[Start Provided information]

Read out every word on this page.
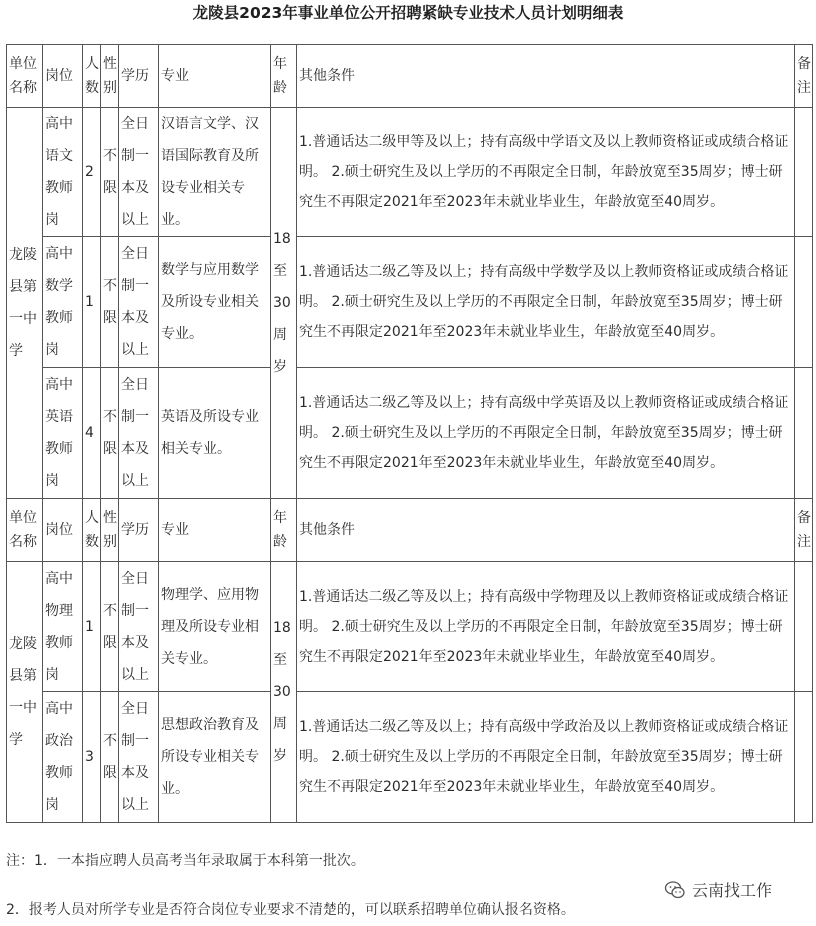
龙陵县2023年事业单位公开招聘紧缺专业技术人员计划明细表
单位名称	岗位	人数	性别	学历	专业	年龄	其他条件	备注
龙陵县第一中学	高中语文教师岗	2	不限	全日制一本及以上	汉语言文学、汉语国际教育及所设专业相关专业。	18至30周岁	1.普通话达二级甲等及以上；持有高级中学语文及以上教师资格证或成绩合格证明。 2.硕士研究生及以上学历的不再限定全日制，年龄放宽至35周岁；博士研究生不再限定2021年至2023年未就业毕业生，年龄放宽至40周岁。	
	高中数学教师岗	1	不限	全日制一本及以上	数学与应用数学及所设专业相关专业。		1.普通话达二级乙等及以上；持有高级中学数学及以上教师资格证或成绩合格证明。 2.硕士研究生及以上学历的不再限定全日制，年龄放宽至35周岁；博士研究生不再限定2021年至2023年未就业毕业生，年龄放宽至40周岁。	
	高中英语教师岗	4	不限	全日制一本及以上	英语及所设专业相关专业。		1.普通话达二级乙等及以上；持有高级中学英语及以上教师资格证或成绩合格证明。 2.硕士研究生及以上学历的不再限定全日制，年龄放宽至35周岁；博士研究生不再限定2021年至2023年未就业毕业生，年龄放宽至40周岁。	
单位名称	岗位	人数	性别	学历	专业	年龄	其他条件	备注
龙陵县第一中学	高中物理教师岗	1	不限	全日制一本及以上	物理学、应用物理及所设专业相关专业。	18至30周岁	1.普通话达二级乙等及以上；持有高级中学物理及以上教师资格证或成绩合格证明。 2.硕士研究生及以上学历的不再限定全日制，年龄放宽至35周岁；博士研究生不再限定2021年至2023年未就业毕业生，年龄放宽至40周岁。	
	高中政治教师岗	3	不限	全日制一本及以上	思想政治教育及所设专业相关专业。		1.普通话达二级乙等及以上；持有高级中学政治及以上教师资格证或成绩合格证明。 2.硕士研究生及以上学历的不再限定全日制，年龄放宽至35周岁；博士研究生不再限定2021年至2023年未就业毕业生，年龄放宽至40周岁。	
注：1．一本指应聘人员高考当年录取属于本科第一批次。
2．报考人员对所学专业是否符合岗位专业要求不清楚的，可以联系招聘单位确认报名资格。
云南找工作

[End Provided information]

Task to carry out: Transcribe each entry precisely as given, leaving the pictures out.

Solution to this exercise:
Read out every word on this page.
龙陵县2023年事业单位公开招聘紧缺专业技术人员计划明细表
单位名称	岗位	人数	性别	学历	专业	年龄	其他条件	备注
龙陵县第一中学	高中语文教师岗	2	不限	全日制一本及以上	汉语言文学、汉语国际教育及所设专业相关专业。	18至30周岁	1.普通话达二级甲等及以上；持有高级中学语文及以上教师资格证或成绩合格证明。 2.硕士研究生及以上学历的不再限定全日制，年龄放宽至35周岁；博士研究生不再限定2021年至2023年未就业毕业生，年龄放宽至40周岁。	
	高中数学教师岗	1	不限	全日制一本及以上	数学与应用数学及所设专业相关专业。		1.普通话达二级乙等及以上；持有高级中学数学及以上教师资格证或成绩合格证明。 2.硕士研究生及以上学历的不再限定全日制，年龄放宽至35周岁；博士研究生不再限定2021年至2023年未就业毕业生，年龄放宽至40周岁。	
	高中英语教师岗	4	不限	全日制一本及以上	英语及所设专业相关专业。		1.普通话达二级乙等及以上；持有高级中学英语及以上教师资格证或成绩合格证明。 2.硕士研究生及以上学历的不再限定全日制，年龄放宽至35周岁；博士研究生不再限定2021年至2023年未就业毕业生，年龄放宽至40周岁。	
单位名称	岗位	人数	性别	学历	专业	年龄	其他条件	备注
龙陵县第一中学	高中物理教师岗	1	不限	全日制一本及以上	物理学、应用物理及所设专业相关专业。	18至30周岁	1.普通话达二级乙等及以上；持有高级中学物理及以上教师资格证或成绩合格证明。 2.硕士研究生及以上学历的不再限定全日制，年龄放宽至35周岁；博士研究生不再限定2021年至2023年未就业毕业生，年龄放宽至40周岁。	
	高中政治教师岗	3	不限	全日制一本及以上	思想政治教育及所设专业相关专业。		1.普通话达二级乙等及以上；持有高级中学政治及以上教师资格证或成绩合格证明。 2.硕士研究生及以上学历的不再限定全日制，年龄放宽至35周岁；博士研究生不再限定2021年至2023年未就业毕业生，年龄放宽至40周岁。	
注：1．一本指应聘人员高考当年录取属于本科第一批次。
2．报考人员对所学专业是否符合岗位专业要求不清楚的，可以联系招聘单位确认报名资格。
云南找工作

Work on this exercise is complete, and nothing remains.